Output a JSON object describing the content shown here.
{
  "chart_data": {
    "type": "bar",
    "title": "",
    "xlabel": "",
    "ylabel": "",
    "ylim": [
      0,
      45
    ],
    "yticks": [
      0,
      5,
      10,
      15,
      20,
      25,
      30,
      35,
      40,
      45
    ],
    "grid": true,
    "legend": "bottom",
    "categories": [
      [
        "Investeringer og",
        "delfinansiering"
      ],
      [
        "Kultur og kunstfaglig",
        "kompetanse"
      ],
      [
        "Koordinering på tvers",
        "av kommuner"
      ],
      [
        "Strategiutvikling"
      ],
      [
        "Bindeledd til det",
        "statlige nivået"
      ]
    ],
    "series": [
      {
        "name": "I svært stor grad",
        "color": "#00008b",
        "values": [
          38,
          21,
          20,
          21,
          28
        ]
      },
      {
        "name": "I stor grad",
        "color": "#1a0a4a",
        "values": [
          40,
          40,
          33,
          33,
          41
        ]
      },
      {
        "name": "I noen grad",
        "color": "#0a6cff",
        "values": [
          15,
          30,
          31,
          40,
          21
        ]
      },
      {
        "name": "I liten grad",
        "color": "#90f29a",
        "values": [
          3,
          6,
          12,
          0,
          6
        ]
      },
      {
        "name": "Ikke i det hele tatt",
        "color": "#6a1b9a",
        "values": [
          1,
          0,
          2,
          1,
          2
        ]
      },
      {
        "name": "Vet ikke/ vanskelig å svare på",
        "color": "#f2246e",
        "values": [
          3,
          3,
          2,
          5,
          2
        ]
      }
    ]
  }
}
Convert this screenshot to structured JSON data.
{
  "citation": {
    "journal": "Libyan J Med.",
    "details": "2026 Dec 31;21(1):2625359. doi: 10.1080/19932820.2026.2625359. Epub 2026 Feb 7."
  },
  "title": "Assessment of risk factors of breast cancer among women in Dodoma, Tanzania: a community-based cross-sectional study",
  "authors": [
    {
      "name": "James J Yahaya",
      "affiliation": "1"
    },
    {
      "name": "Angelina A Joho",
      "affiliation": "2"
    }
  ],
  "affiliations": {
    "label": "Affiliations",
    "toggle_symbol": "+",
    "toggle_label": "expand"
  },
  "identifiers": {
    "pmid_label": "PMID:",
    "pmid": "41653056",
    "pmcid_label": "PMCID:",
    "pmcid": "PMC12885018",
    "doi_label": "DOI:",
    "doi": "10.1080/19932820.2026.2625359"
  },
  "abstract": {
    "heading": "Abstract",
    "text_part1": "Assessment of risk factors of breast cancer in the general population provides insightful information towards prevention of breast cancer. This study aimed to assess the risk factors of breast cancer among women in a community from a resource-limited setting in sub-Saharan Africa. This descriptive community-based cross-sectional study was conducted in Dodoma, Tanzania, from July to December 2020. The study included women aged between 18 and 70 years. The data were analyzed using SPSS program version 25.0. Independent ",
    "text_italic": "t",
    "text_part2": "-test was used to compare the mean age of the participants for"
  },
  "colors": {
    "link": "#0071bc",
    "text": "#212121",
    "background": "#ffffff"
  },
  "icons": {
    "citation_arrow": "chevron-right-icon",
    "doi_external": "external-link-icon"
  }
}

Work required
Retype every record above exactly as written.

Correct output
Output a JSON object describing the content shown here.
{
  "chart_data": {
    "type": "bar",
    "title": "",
    "xlabel": "",
    "ylabel": "",
    "ylim": [
      0,
      45
    ],
    "yticks": [
      0,
      5,
      10,
      15,
      20,
      25,
      30,
      35,
      40,
      45
    ],
    "grid": true,
    "legend": "bottom",
    "categories": [
      [
        "Investeringer og",
        "delfinansiering"
      ],
      [
        "Kultur og kunstfaglig",
        "kompetanse"
      ],
      [
        "Koordinering på tvers",
        "av kommuner"
      ],
      [
        "Strategiutvikling"
      ],
      [
        "Bindeledd til det",
        "statlige nivået"
      ]
    ],
    "series": [
      {
        "name": "I svært stor grad",
        "color": "#00008b",
        "values": [
          38,
          21,
          20,
          21,
          28
        ]
      },
      {
        "name": "I stor grad",
        "color": "#1a0a4a",
        "values": [
          40,
          40,
          33,
          33,
          41
        ]
      },
      {
        "name": "I noen grad",
        "color": "#0a6cff",
        "values": [
          15,
          30,
          31,
          40,
          21
        ]
      },
      {
        "name": "I liten grad",
        "color": "#90f29a",
        "values": [
          3,
          6,
          12,
          0,
          6
        ]
      },
      {
        "name": "Ikke i det hele tatt",
        "color": "#6a1b9a",
        "values": [
          1,
          0,
          2,
          1,
          2
        ]
      },
      {
        "name": "Vet ikke/ vanskelig å svare på",
        "color": "#f2246e",
        "values": [
          3,
          3,
          2,
          5,
          2
        ]
      }
    ]
  }
}
Convert this screenshot to structured JSON data.
{
  "citation": {
    "journal": "Libyan J Med.",
    "details": "2026 Dec 31;21(1):2625359. doi: 10.1080/19932820.2026.2625359. Epub 2026 Feb 7."
  },
  "title": "Assessment of risk factors of breast cancer among women in Dodoma, Tanzania: a community-based cross-sectional study",
  "authors": [
    {
      "name": "James J Yahaya",
      "affiliation": "1"
    },
    {
      "name": "Angelina A Joho",
      "affiliation": "2"
    }
  ],
  "affiliations": {
    "label": "Affiliations",
    "toggle_symbol": "+",
    "toggle_label": "expand"
  },
  "identifiers": {
    "pmid_label": "PMID:",
    "pmid": "41653056",
    "pmcid_label": "PMCID:",
    "pmcid": "PMC12885018",
    "doi_label": "DOI:",
    "doi": "10.1080/19932820.2026.2625359"
  },
  "abstract": {
    "heading": "Abstract",
    "text_part1": "Assessment of risk factors of breast cancer in the general population provides insightful information towards prevention of breast cancer. This study aimed to assess the risk factors of breast cancer among women in a community from a resource-limited setting in sub-Saharan Africa. This descriptive community-based cross-sectional study was conducted in Dodoma, Tanzania, from July to December 2020. The study included women aged between 18 and 70 years. The data were analyzed using SPSS program version 25.0. Independent ",
    "text_italic": "t",
    "text_part2": "-test was used to compare the mean age of the participants for"
  },
  "colors": {
    "link": "#0071bc",
    "text": "#212121",
    "background": "#ffffff"
  },
  "icons": {
    "citation_arrow": "chevron-right-icon",
    "doi_external": "external-link-icon"
  }
}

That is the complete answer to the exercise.